### [What to do]
Quote every line below exactly as it reads.

### [Entries supplied]
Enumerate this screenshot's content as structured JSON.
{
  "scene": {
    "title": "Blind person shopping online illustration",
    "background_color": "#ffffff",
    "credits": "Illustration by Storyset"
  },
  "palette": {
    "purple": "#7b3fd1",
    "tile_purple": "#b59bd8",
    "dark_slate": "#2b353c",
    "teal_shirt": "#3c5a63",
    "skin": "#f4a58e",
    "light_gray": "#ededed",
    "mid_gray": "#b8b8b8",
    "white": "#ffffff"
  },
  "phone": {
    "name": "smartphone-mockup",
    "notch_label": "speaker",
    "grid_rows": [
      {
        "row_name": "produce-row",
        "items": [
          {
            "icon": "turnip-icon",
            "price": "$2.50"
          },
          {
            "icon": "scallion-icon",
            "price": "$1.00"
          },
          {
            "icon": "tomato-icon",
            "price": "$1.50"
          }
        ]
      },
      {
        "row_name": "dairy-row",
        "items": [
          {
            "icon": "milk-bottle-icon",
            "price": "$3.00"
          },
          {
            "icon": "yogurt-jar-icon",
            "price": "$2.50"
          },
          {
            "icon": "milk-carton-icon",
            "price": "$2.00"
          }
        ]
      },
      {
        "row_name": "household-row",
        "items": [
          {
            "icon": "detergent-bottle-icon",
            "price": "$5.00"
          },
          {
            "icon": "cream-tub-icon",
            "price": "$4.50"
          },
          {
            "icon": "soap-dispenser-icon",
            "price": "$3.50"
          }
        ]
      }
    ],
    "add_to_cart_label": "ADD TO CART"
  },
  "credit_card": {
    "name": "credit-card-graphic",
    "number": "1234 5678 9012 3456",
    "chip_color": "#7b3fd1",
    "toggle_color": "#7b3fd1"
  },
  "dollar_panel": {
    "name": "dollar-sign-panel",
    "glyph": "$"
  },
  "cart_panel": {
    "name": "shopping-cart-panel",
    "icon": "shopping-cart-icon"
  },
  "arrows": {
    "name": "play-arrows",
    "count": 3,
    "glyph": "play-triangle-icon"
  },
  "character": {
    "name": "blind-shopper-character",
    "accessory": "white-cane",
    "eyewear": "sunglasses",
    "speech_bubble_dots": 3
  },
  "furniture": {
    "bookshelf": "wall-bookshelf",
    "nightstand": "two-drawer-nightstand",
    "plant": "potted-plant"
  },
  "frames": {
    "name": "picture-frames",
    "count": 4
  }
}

### [Output of the exercise]
Enumerate this screenshot's content as structured JSON.
{
  "scene": {
    "title": "Blind person shopping online illustration",
    "background_color": "#ffffff",
    "credits": "Illustration by Storyset"
  },
  "palette": {
    "purple": "#7b3fd1",
    "tile_purple": "#b59bd8",
    "dark_slate": "#2b353c",
    "teal_shirt": "#3c5a63",
    "skin": "#f4a58e",
    "light_gray": "#ededed",
    "mid_gray": "#b8b8b8",
    "white": "#ffffff"
  },
  "phone": {
    "name": "smartphone-mockup",
    "notch_label": "speaker",
    "grid_rows": [
      {
        "row_name": "produce-row",
        "items": [
          {
            "icon": "turnip-icon",
            "price": "$2.50"
          },
          {
            "icon": "scallion-icon",
            "price": "$1.00"
          },
          {
            "icon": "tomato-icon",
            "price": "$1.50"
          }
        ]
      },
      {
        "row_name": "dairy-row",
        "items": [
          {
            "icon": "milk-bottle-icon",
            "price": "$3.00"
          },
          {
            "icon": "yogurt-jar-icon",
            "price": "$2.50"
          },
          {
            "icon": "milk-carton-icon",
            "price": "$2.00"
          }
        ]
      },
      {
        "row_name": "household-row",
        "items": [
          {
            "icon": "detergent-bottle-icon",
            "price": "$5.00"
          },
          {
            "icon": "cream-tub-icon",
            "price": "$4.50"
          },
          {
            "icon": "soap-dispenser-icon",
            "price": "$3.50"
          }
        ]
      }
    ],
    "add_to_cart_label": "ADD TO CART"
  },
  "credit_card": {
    "name": "credit-card-graphic",
    "number": "1234 5678 9012 3456",
    "chip_color": "#7b3fd1",
    "toggle_color": "#7b3fd1"
  },
  "dollar_panel": {
    "name": "dollar-sign-panel",
    "glyph": "$"
  },
  "cart_panel": {
    "name": "shopping-cart-panel",
    "icon": "shopping-cart-icon"
  },
  "arrows": {
    "name": "play-arrows",
    "count": 3,
    "glyph": "play-triangle-icon"
  },
  "character": {
    "name": "blind-shopper-character",
    "accessory": "white-cane",
    "eyewear": "sunglasses",
    "speech_bubble_dots": 3
  },
  "furniture": {
    "bookshelf": "wall-bookshelf",
    "nightstand": "two-drawer-nightstand",
    "plant": "potted-plant"
  },
  "frames": {
    "name": "picture-frames",
    "count": 4
  }
}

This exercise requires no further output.